Dataset excerpt
━━━━━━━━━━━━━━━━━━━━━━━━━━━━━━

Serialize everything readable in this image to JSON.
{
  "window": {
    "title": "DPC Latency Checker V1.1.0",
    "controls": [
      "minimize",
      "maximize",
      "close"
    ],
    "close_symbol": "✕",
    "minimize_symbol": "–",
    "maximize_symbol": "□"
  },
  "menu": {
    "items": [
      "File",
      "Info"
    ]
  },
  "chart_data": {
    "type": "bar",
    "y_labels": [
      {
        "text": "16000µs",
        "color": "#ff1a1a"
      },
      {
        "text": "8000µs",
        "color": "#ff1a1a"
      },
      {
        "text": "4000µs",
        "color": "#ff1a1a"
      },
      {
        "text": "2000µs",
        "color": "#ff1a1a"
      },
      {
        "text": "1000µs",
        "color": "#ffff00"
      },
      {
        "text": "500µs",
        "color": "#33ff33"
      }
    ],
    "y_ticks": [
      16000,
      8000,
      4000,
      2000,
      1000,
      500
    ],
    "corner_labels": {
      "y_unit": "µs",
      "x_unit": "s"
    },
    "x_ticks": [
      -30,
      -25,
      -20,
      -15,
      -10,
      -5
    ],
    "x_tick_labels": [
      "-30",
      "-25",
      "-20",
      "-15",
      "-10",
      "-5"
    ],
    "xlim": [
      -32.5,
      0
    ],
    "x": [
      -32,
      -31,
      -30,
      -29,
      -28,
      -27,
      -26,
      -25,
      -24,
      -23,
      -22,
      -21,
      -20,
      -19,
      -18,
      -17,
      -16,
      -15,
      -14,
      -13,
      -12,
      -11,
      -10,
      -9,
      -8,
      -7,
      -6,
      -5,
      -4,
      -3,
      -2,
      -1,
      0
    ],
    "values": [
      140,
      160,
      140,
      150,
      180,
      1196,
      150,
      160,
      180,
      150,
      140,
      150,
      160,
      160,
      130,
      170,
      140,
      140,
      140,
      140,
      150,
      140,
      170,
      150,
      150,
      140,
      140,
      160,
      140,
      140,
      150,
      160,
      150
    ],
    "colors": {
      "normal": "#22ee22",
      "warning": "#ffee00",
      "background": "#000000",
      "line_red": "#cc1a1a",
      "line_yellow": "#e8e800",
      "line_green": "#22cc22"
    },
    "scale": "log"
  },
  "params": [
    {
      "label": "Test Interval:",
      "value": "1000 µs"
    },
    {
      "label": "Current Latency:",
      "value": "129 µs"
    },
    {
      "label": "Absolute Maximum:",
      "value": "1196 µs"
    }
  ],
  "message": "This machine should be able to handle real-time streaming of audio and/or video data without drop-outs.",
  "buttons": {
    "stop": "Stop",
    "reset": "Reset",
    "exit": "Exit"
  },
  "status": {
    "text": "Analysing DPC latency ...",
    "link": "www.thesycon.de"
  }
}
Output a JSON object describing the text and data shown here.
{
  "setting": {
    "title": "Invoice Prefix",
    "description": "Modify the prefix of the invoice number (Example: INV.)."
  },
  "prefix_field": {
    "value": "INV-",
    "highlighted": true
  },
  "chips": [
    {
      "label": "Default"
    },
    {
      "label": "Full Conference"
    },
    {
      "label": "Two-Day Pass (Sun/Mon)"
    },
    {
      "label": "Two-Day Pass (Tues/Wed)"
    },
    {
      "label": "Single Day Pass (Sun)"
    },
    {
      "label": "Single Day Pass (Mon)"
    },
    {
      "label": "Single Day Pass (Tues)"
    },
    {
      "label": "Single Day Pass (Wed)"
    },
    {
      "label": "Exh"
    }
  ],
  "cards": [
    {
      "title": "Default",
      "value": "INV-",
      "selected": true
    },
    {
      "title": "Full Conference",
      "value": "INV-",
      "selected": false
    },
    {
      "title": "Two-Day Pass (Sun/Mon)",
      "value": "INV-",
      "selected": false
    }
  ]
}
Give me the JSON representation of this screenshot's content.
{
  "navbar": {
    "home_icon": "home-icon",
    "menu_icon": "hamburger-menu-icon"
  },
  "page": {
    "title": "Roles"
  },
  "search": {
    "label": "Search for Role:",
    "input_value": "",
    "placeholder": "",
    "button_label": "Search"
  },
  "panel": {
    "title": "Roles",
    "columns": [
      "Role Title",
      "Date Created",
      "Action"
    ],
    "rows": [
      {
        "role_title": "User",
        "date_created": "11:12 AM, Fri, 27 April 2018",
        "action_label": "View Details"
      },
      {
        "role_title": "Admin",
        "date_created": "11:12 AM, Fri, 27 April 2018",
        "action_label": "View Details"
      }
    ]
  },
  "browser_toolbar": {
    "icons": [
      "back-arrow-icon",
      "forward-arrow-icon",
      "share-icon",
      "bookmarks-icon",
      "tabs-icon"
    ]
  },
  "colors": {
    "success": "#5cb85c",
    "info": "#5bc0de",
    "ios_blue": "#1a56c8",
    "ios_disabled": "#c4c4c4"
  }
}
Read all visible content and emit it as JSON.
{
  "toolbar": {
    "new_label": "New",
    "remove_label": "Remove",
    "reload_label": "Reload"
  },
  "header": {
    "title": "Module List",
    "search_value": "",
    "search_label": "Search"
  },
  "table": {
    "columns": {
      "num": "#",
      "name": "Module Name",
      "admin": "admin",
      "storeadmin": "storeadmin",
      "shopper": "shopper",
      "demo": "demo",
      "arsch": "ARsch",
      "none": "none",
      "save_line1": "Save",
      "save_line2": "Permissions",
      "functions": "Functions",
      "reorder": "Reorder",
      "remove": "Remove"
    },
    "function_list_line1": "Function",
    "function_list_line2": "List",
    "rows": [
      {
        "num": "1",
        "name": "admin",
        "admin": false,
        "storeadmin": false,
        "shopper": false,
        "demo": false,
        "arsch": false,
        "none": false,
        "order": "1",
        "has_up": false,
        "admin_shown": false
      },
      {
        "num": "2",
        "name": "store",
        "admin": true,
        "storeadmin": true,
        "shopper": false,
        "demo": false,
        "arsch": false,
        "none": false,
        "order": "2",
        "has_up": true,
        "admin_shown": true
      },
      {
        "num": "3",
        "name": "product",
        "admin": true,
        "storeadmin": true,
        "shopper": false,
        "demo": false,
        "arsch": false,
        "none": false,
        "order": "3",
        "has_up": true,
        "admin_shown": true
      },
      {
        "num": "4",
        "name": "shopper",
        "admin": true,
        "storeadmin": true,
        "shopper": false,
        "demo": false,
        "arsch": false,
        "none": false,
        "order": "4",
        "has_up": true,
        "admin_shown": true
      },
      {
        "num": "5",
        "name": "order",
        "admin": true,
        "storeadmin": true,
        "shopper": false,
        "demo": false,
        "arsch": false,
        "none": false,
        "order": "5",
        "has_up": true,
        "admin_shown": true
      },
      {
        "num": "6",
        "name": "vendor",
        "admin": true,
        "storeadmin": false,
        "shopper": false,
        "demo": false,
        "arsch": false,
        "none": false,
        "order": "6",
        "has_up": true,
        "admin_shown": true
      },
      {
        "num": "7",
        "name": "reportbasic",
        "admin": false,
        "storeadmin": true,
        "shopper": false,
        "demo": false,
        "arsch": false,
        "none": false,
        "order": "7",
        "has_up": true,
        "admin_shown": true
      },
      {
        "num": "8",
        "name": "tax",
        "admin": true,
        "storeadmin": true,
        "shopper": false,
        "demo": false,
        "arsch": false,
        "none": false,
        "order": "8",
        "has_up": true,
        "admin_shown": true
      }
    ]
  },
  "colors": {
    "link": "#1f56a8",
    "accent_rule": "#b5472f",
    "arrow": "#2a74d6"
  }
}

━━━━━━━━━━━━━━━━━━━━━━━━━━━━━━

What is expected:
Exact output of every entry is required.

Task response:
Serialize everything readable in this image to JSON.
{
  "window": {
    "title": "DPC Latency Checker V1.1.0",
    "controls": [
      "minimize",
      "maximize",
      "close"
    ],
    "close_symbol": "✕",
    "minimize_symbol": "–",
    "maximize_symbol": "□"
  },
  "menu": {
    "items": [
      "File",
      "Info"
    ]
  },
  "chart_data": {
    "type": "bar",
    "y_labels": [
      {
        "text": "16000µs",
        "color": "#ff1a1a"
      },
      {
        "text": "8000µs",
        "color": "#ff1a1a"
      },
      {
        "text": "4000µs",
        "color": "#ff1a1a"
      },
      {
        "text": "2000µs",
        "color": "#ff1a1a"
      },
      {
        "text": "1000µs",
        "color": "#ffff00"
      },
      {
        "text": "500µs",
        "color": "#33ff33"
      }
    ],
    "y_ticks": [
      16000,
      8000,
      4000,
      2000,
      1000,
      500
    ],
    "corner_labels": {
      "y_unit": "µs",
      "x_unit": "s"
    },
    "x_ticks": [
      -30,
      -25,
      -20,
      -15,
      -10,
      -5
    ],
    "x_tick_labels": [
      "-30",
      "-25",
      "-20",
      "-15",
      "-10",
      "-5"
    ],
    "xlim": [
      -32.5,
      0
    ],
    "x": [
      -32,
      -31,
      -30,
      -29,
      -28,
      -27,
      -26,
      -25,
      -24,
      -23,
      -22,
      -21,
      -20,
      -19,
      -18,
      -17,
      -16,
      -15,
      -14,
      -13,
      -12,
      -11,
      -10,
      -9,
      -8,
      -7,
      -6,
      -5,
      -4,
      -3,
      -2,
      -1,
      0
    ],
    "values": [
      140,
      160,
      140,
      150,
      180,
      1196,
      150,
      160,
      180,
      150,
      140,
      150,
      160,
      160,
      130,
      170,
      140,
      140,
      140,
      140,
      150,
      140,
      170,
      150,
      150,
      140,
      140,
      160,
      140,
      140,
      150,
      160,
      150
    ],
    "colors": {
      "normal": "#22ee22",
      "warning": "#ffee00",
      "background": "#000000",
      "line_red": "#cc1a1a",
      "line_yellow": "#e8e800",
      "line_green": "#22cc22"
    },
    "scale": "log"
  },
  "params": [
    {
      "label": "Test Interval:",
      "value": "1000 µs"
    },
    {
      "label": "Current Latency:",
      "value": "129 µs"
    },
    {
      "label": "Absolute Maximum:",
      "value": "1196 µs"
    }
  ],
  "message": "This machine should be able to handle real-time streaming of audio and/or video data without drop-outs.",
  "buttons": {
    "stop": "Stop",
    "reset": "Reset",
    "exit": "Exit"
  },
  "status": {
    "text": "Analysing DPC latency ...",
    "link": "www.thesycon.de"
  }
}
Output a JSON object describing the text and data shown here.
{
  "setting": {
    "title": "Invoice Prefix",
    "description": "Modify the prefix of the invoice number (Example: INV.)."
  },
  "prefix_field": {
    "value": "INV-",
    "highlighted": true
  },
  "chips": [
    {
      "label": "Default"
    },
    {
      "label": "Full Conference"
    },
    {
      "label": "Two-Day Pass (Sun/Mon)"
    },
    {
      "label": "Two-Day Pass (Tues/Wed)"
    },
    {
      "label": "Single Day Pass (Sun)"
    },
    {
      "label": "Single Day Pass (Mon)"
    },
    {
      "label": "Single Day Pass (Tues)"
    },
    {
      "label": "Single Day Pass (Wed)"
    },
    {
      "label": "Exh"
    }
  ],
  "cards": [
    {
      "title": "Default",
      "value": "INV-",
      "selected": true
    },
    {
      "title": "Full Conference",
      "value": "INV-",
      "selected": false
    },
    {
      "title": "Two-Day Pass (Sun/Mon)",
      "value": "INV-",
      "selected": false
    }
  ]
}
Give me the JSON representation of this screenshot's content.
{
  "navbar": {
    "home_icon": "home-icon",
    "menu_icon": "hamburger-menu-icon"
  },
  "page": {
    "title": "Roles"
  },
  "search": {
    "label": "Search for Role:",
    "input_value": "",
    "placeholder": "",
    "button_label": "Search"
  },
  "panel": {
    "title": "Roles",
    "columns": [
      "Role Title",
      "Date Created",
      "Action"
    ],
    "rows": [
      {
        "role_title": "User",
        "date_created": "11:12 AM, Fri, 27 April 2018",
        "action_label": "View Details"
      },
      {
        "role_title": "Admin",
        "date_created": "11:12 AM, Fri, 27 April 2018",
        "action_label": "View Details"
      }
    ]
  },
  "browser_toolbar": {
    "icons": [
      "back-arrow-icon",
      "forward-arrow-icon",
      "share-icon",
      "bookmarks-icon",
      "tabs-icon"
    ]
  },
  "colors": {
    "success": "#5cb85c",
    "info": "#5bc0de",
    "ios_blue": "#1a56c8",
    "ios_disabled": "#c4c4c4"
  }
}
Read all visible content and emit it as JSON.
{
  "toolbar": {
    "new_label": "New",
    "remove_label": "Remove",
    "reload_label": "Reload"
  },
  "header": {
    "title": "Module List",
    "search_value": "",
    "search_label": "Search"
  },
  "table": {
    "columns": {
      "num": "#",
      "name": "Module Name",
      "admin": "admin",
      "storeadmin": "storeadmin",
      "shopper": "shopper",
      "demo": "demo",
      "arsch": "ARsch",
      "none": "none",
      "save_line1": "Save",
      "save_line2": "Permissions",
      "functions": "Functions",
      "reorder": "Reorder",
      "remove": "Remove"
    },
    "function_list_line1": "Function",
    "function_list_line2": "List",
    "rows": [
      {
        "num": "1",
        "name": "admin",
        "admin": false,
        "storeadmin": false,
        "shopper": false,
        "demo": false,
        "arsch": false,
        "none": false,
        "order": "1",
        "has_up": false,
        "admin_shown": false
      },
      {
        "num": "2",
        "name": "store",
        "admin": true,
        "storeadmin": true,
        "shopper": false,
        "demo": false,
        "arsch": false,
        "none": false,
        "order": "2",
        "has_up": true,
        "admin_shown": true
      },
      {
        "num": "3",
        "name": "product",
        "admin": true,
        "storeadmin": true,
        "shopper": false,
        "demo": false,
        "arsch": false,
        "none": false,
        "order": "3",
        "has_up": true,
        "admin_shown": true
      },
      {
        "num": "4",
        "name": "shopper",
        "admin": true,
        "storeadmin": true,
        "shopper": false,
        "demo": false,
        "arsch": false,
        "none": false,
        "order": "4",
        "has_up": true,
        "admin_shown": true
      },
      {
        "num": "5",
        "name": "order",
        "admin": true,
        "storeadmin": true,
        "shopper": false,
        "demo": false,
        "arsch": false,
        "none": false,
        "order": "5",
        "has_up": true,
        "admin_shown": true
      },
      {
        "num": "6",
        "name": "vendor",
        "admin": true,
        "storeadmin": false,
        "shopper": false,
        "demo": false,
        "arsch": false,
        "none": false,
        "order": "6",
        "has_up": true,
        "admin_shown": true
      },
      {
        "num": "7",
        "name": "reportbasic",
        "admin": false,
        "storeadmin": true,
        "shopper": false,
        "demo": false,
        "arsch": false,
        "none": false,
        "order": "7",
        "has_up": true,
        "admin_shown": true
      },
      {
        "num": "8",
        "name": "tax",
        "admin": true,
        "storeadmin": true,
        "shopper": false,
        "demo": false,
        "arsch": false,
        "none": false,
        "order": "8",
        "has_up": true,
        "admin_shown": true
      }
    ]
  },
  "colors": {
    "link": "#1f56a8",
    "accent_rule": "#b5472f",
    "arrow": "#2a74d6"
  }
}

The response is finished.